Copy the data below exactly.

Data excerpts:
Begin

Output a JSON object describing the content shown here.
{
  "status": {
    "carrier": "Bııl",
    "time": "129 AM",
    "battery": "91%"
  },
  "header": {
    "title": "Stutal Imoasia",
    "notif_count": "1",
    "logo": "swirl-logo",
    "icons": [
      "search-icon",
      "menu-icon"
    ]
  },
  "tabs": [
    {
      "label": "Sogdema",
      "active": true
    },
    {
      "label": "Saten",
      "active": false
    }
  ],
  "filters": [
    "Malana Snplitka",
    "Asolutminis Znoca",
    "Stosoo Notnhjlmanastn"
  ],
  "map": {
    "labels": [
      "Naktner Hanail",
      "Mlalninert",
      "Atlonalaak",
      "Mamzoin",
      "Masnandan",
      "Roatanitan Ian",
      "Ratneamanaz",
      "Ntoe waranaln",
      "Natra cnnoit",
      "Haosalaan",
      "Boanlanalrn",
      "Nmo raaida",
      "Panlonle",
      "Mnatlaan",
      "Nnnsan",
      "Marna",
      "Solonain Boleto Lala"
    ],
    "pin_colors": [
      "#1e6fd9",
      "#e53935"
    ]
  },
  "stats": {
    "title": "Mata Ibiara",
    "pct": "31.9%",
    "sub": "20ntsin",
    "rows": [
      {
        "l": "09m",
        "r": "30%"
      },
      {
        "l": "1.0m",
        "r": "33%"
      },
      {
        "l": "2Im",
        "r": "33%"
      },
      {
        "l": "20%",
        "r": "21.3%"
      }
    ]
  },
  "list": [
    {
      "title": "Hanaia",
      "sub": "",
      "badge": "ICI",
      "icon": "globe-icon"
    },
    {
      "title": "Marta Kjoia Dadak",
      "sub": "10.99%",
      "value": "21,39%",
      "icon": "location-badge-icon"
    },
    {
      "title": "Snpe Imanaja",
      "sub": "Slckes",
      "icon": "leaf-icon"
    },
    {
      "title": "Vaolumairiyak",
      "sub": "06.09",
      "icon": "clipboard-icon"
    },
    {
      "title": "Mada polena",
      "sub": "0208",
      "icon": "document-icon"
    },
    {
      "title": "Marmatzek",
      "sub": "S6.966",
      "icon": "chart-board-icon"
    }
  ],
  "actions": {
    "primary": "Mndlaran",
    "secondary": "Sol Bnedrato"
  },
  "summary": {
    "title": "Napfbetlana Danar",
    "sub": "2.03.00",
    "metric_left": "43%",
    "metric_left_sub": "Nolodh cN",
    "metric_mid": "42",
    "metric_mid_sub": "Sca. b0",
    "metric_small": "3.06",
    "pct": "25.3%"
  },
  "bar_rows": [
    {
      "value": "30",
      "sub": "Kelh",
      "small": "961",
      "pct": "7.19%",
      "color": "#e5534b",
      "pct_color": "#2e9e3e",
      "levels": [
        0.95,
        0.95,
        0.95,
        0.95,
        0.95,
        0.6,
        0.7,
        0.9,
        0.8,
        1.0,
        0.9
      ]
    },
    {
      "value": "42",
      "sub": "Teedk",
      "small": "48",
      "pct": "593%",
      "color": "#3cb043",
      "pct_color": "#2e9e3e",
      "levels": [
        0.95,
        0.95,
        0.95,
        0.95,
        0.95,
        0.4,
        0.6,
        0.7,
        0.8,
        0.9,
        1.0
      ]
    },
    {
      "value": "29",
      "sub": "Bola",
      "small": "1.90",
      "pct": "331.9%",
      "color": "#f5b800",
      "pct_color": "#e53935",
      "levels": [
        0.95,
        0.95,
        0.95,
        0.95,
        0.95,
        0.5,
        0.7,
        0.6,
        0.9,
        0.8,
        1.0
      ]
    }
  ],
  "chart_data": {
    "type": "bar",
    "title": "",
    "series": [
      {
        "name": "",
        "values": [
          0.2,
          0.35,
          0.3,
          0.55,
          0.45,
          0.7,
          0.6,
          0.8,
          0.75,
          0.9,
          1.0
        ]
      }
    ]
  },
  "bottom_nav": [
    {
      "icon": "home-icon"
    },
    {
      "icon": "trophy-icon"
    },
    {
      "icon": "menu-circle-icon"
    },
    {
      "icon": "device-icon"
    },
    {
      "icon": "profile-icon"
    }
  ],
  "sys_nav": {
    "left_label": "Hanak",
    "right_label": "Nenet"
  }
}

End

RIGHT ANSWER
Output a JSON object describing the content shown here.
{
  "status": {
    "carrier": "Bııl",
    "time": "129 AM",
    "battery": "91%"
  },
  "header": {
    "title": "Stutal Imoasia",
    "notif_count": "1",
    "logo": "swirl-logo",
    "icons": [
      "search-icon",
      "menu-icon"
    ]
  },
  "tabs": [
    {
      "label": "Sogdema",
      "active": true
    },
    {
      "label": "Saten",
      "active": false
    }
  ],
  "filters": [
    "Malana Snplitka",
    "Asolutminis Znoca",
    "Stosoo Notnhjlmanastn"
  ],
  "map": {
    "labels": [
      "Naktner Hanail",
      "Mlalninert",
      "Atlonalaak",
      "Mamzoin",
      "Masnandan",
      "Roatanitan Ian",
      "Ratneamanaz",
      "Ntoe waranaln",
      "Natra cnnoit",
      "Haosalaan",
      "Boanlanalrn",
      "Nmo raaida",
      "Panlonle",
      "Mnatlaan",
      "Nnnsan",
      "Marna",
      "Solonain Boleto Lala"
    ],
    "pin_colors": [
      "#1e6fd9",
      "#e53935"
    ]
  },
  "stats": {
    "title": "Mata Ibiara",
    "pct": "31.9%",
    "sub": "20ntsin",
    "rows": [
      {
        "l": "09m",
        "r": "30%"
      },
      {
        "l": "1.0m",
        "r": "33%"
      },
      {
        "l": "2Im",
        "r": "33%"
      },
      {
        "l": "20%",
        "r": "21.3%"
      }
    ]
  },
  "list": [
    {
      "title": "Hanaia",
      "sub": "",
      "badge": "ICI",
      "icon": "globe-icon"
    },
    {
      "title": "Marta Kjoia Dadak",
      "sub": "10.99%",
      "value": "21,39%",
      "icon": "location-badge-icon"
    },
    {
      "title": "Snpe Imanaja",
      "sub": "Slckes",
      "icon": "leaf-icon"
    },
    {
      "title": "Vaolumairiyak",
      "sub": "06.09",
      "icon": "clipboard-icon"
    },
    {
      "title": "Mada polena",
      "sub": "0208",
      "icon": "document-icon"
    },
    {
      "title": "Marmatzek",
      "sub": "S6.966",
      "icon": "chart-board-icon"
    }
  ],
  "actions": {
    "primary": "Mndlaran",
    "secondary": "Sol Bnedrato"
  },
  "summary": {
    "title": "Napfbetlana Danar",
    "sub": "2.03.00",
    "metric_left": "43%",
    "metric_left_sub": "Nolodh cN",
    "metric_mid": "42",
    "metric_mid_sub": "Sca. b0",
    "metric_small": "3.06",
    "pct": "25.3%"
  },
  "bar_rows": [
    {
      "value": "30",
      "sub": "Kelh",
      "small": "961",
      "pct": "7.19%",
      "color": "#e5534b",
      "pct_color": "#2e9e3e",
      "levels": [
        0.95,
        0.95,
        0.95,
        0.95,
        0.95,
        0.6,
        0.7,
        0.9,
        0.8,
        1.0,
        0.9
      ]
    },
    {
      "value": "42",
      "sub": "Teedk",
      "small": "48",
      "pct": "593%",
      "color": "#3cb043",
      "pct_color": "#2e9e3e",
      "levels": [
        0.95,
        0.95,
        0.95,
        0.95,
        0.95,
        0.4,
        0.6,
        0.7,
        0.8,
        0.9,
        1.0
      ]
    },
    {
      "value": "29",
      "sub": "Bola",
      "small": "1.90",
      "pct": "331.9%",
      "color": "#f5b800",
      "pct_color": "#e53935",
      "levels": [
        0.95,
        0.95,
        0.95,
        0.95,
        0.95,
        0.5,
        0.7,
        0.6,
        0.9,
        0.8,
        1.0
      ]
    }
  ],
  "chart_data": {
    "type": "bar",
    "title": "",
    "series": [
      {
        "name": "",
        "values": [
          0.2,
          0.35,
          0.3,
          0.55,
          0.45,
          0.7,
          0.6,
          0.8,
          0.75,
          0.9,
          1.0
        ]
      }
    ]
  },
  "bottom_nav": [
    {
      "icon": "home-icon"
    },
    {
      "icon": "trophy-icon"
    },
    {
      "icon": "menu-circle-icon"
    },
    {
      "icon": "device-icon"
    },
    {
      "icon": "profile-icon"
    }
  ],
  "sys_nav": {
    "left_label": "Hanak",
    "right_label": "Nenet"
  }
}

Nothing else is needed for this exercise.